可溶化率(%)=(1−(処理後の固形分濃度/処理前の固形分濃度))×100 [1]
【0039】
吸気管10より吸引する空気量を表1に示すように変化させて、空気量が活性汚泥3の可溶化に及ぼす影響について評価を行った。その結果を表2に示す。
【0040】
【表1】

【0041】
表1に示されるように、空気を吸引せず、撹拌羽8による撹拌のみで活性汚泥3をせん断及び微細化した比較例1では10%弱の可溶化率を示すことが確認された。実施例1では僅かな量の空気でも吸引し、微細気泡12を生成させ活性汚泥3中に分散させることによって可溶化率が大きく向上することが確認された。また、実施例2〜3では吸引する空気量を増加させると可溶化率も増加するが、1m3の活性汚泥に対する空気量が0.3m3/hを超える実施例3,4の可溶化率は頭打ちとなり、緩やかに減少することが確認された。さらに、1m3の活性汚泥に対する空気量が1.8m3/h以上になる実施例5,6では可溶化率が急激に減少することが確認された。

課題一覧 >>
1: 分析対象テキストに基づき、次の問いに答えてください。
(a) 空気はどこから吸引されますか。
(b) 比較例1では、活性汚泥3をどのような方法でせん断及び微細化しましたか。
(c) 実施例5,6では、1m3の活性汚泥に対する空気量はどれだけで、可溶化率はどうなりましたか。
2: 分析対象テキストのうち、「可溶化率(%)=(1−(処理」から「溶化率が急激に減少することが確認された。」までを、末尾の語句も含めて一字一句変えずに書き写してください。

データ抜粋 >>

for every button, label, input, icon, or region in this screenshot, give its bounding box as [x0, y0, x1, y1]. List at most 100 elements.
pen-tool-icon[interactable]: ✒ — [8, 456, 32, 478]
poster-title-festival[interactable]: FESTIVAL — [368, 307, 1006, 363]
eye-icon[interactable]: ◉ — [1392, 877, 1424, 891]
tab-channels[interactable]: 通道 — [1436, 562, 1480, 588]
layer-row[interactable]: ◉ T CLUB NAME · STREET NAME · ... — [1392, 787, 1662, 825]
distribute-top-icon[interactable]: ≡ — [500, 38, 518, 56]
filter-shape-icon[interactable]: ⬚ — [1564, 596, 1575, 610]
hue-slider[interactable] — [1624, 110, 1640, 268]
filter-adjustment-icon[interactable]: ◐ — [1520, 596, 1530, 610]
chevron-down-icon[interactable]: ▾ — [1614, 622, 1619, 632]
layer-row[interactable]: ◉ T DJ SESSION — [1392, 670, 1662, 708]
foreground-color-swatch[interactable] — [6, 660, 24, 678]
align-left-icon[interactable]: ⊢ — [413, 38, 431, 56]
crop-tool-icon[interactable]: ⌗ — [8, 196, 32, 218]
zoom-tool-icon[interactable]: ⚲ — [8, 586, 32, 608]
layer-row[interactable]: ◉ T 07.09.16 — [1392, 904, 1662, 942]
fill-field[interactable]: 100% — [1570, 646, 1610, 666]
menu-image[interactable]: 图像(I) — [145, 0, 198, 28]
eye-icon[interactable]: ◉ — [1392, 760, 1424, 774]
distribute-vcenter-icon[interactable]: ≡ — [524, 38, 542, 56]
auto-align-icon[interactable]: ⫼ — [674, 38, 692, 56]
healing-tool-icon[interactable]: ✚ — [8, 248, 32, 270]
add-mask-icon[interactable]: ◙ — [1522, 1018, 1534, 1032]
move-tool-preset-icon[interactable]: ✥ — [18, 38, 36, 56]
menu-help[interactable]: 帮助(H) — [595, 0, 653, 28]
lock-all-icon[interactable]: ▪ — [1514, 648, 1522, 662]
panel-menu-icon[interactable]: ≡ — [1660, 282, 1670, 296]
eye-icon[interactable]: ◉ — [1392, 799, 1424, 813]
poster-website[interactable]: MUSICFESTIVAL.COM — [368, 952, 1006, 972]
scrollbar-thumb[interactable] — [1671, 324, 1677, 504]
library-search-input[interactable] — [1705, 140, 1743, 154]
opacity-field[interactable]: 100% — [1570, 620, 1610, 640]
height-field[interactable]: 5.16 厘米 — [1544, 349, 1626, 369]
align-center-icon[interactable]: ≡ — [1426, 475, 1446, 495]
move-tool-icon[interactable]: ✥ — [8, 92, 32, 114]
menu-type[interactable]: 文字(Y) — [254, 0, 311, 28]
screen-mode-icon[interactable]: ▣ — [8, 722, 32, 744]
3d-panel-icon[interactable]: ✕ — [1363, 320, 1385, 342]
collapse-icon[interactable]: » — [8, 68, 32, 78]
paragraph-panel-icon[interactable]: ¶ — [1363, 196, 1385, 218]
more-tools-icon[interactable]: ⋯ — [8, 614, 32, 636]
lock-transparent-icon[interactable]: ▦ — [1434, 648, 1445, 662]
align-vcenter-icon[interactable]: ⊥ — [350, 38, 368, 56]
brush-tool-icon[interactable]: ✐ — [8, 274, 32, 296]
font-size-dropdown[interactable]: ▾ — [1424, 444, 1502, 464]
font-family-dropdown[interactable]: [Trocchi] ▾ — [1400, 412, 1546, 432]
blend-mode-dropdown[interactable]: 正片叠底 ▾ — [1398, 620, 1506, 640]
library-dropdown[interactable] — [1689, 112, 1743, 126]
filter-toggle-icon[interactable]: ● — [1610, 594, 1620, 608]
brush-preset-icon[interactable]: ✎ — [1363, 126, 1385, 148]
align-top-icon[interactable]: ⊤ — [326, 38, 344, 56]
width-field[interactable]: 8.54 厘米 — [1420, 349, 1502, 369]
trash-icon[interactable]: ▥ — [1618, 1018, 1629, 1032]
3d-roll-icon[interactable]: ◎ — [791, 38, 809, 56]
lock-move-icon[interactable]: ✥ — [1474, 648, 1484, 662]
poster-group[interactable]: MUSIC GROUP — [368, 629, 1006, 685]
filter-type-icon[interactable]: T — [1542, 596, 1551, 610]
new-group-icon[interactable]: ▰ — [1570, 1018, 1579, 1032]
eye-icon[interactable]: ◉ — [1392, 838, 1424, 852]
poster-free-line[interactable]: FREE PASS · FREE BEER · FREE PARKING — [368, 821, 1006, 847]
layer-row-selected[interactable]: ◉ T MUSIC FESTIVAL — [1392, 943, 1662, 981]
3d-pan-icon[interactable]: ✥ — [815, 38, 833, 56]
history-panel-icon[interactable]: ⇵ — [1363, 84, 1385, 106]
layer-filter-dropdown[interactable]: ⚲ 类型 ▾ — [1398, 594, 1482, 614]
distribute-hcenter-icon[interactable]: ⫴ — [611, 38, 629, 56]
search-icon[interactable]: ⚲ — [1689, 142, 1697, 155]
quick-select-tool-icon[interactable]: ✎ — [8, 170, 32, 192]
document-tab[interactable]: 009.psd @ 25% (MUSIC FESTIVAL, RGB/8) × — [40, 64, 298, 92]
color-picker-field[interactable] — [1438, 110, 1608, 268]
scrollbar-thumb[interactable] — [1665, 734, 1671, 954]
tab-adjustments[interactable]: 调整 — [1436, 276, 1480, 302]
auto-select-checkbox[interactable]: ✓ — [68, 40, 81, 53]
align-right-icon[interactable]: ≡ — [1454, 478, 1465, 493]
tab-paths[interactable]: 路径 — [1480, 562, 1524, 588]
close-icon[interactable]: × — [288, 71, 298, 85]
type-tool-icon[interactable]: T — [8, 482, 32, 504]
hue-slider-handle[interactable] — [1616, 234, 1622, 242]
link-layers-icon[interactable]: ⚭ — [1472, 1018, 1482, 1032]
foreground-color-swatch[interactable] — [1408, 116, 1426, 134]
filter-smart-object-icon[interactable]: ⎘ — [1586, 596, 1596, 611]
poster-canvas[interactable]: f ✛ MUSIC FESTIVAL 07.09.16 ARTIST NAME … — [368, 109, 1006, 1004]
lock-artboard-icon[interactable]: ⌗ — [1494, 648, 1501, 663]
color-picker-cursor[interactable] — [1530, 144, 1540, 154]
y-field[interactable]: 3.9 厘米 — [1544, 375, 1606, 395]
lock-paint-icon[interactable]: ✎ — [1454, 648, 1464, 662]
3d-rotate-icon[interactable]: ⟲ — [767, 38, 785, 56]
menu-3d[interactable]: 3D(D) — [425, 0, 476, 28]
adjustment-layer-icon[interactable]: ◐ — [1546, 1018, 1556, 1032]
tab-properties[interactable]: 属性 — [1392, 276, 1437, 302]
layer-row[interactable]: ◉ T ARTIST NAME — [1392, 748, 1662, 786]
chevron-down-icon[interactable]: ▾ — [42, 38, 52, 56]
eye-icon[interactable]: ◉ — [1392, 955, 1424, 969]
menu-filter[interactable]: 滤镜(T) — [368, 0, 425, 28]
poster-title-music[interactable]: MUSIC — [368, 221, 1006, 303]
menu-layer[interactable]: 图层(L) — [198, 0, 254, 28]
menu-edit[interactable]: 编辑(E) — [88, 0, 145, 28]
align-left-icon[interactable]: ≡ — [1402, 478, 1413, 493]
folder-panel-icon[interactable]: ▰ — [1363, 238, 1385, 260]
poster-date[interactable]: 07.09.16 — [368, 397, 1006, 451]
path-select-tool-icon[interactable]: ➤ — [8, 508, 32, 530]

各課題の解答 >>
1:
(a) 吸気管10
(b) 空気を吸引せず、撹拌羽8による撹拌のみで行いました。
(c) 空気量は1.8m3/h以上で、可溶化率は急激に減少しました。

2:
可溶化率(%)=(1−(処理後の固形分濃度/処理前の固形分濃度))×100 [1]
【0039】
吸気管10より吸引する空気量を表1に示すように変化させて、空気量が活性汚泥3の可溶化に及ぼす影響について評価を行った。その結果を表2に示す。
【0040】
【表1】

【0041】
表1に示されるように、空気を吸引せず、撹拌羽8による撹拌のみで活性汚泥3をせん断及び微細化した比較例1では10%弱の可溶化率を示すことが確認された。実施例1では僅かな量の空気でも吸引し、微細気泡12を生成させ活性汚泥3中に分散させることによって可溶化率が大きく向上することが確認された。また、実施例2〜3では吸引する空気量を増加させると可溶化率も増加するが、1m3の活性汚泥に対する空気量が0.3m3/hを超える実施例3,4の可溶化率は頭打ちとなり、緩やかに減少することが確認された。さらに、1m3の活性汚泥に対する空気量が1.8m3/h以上になる実施例5,6では可溶化率が急激に減少することが確認された。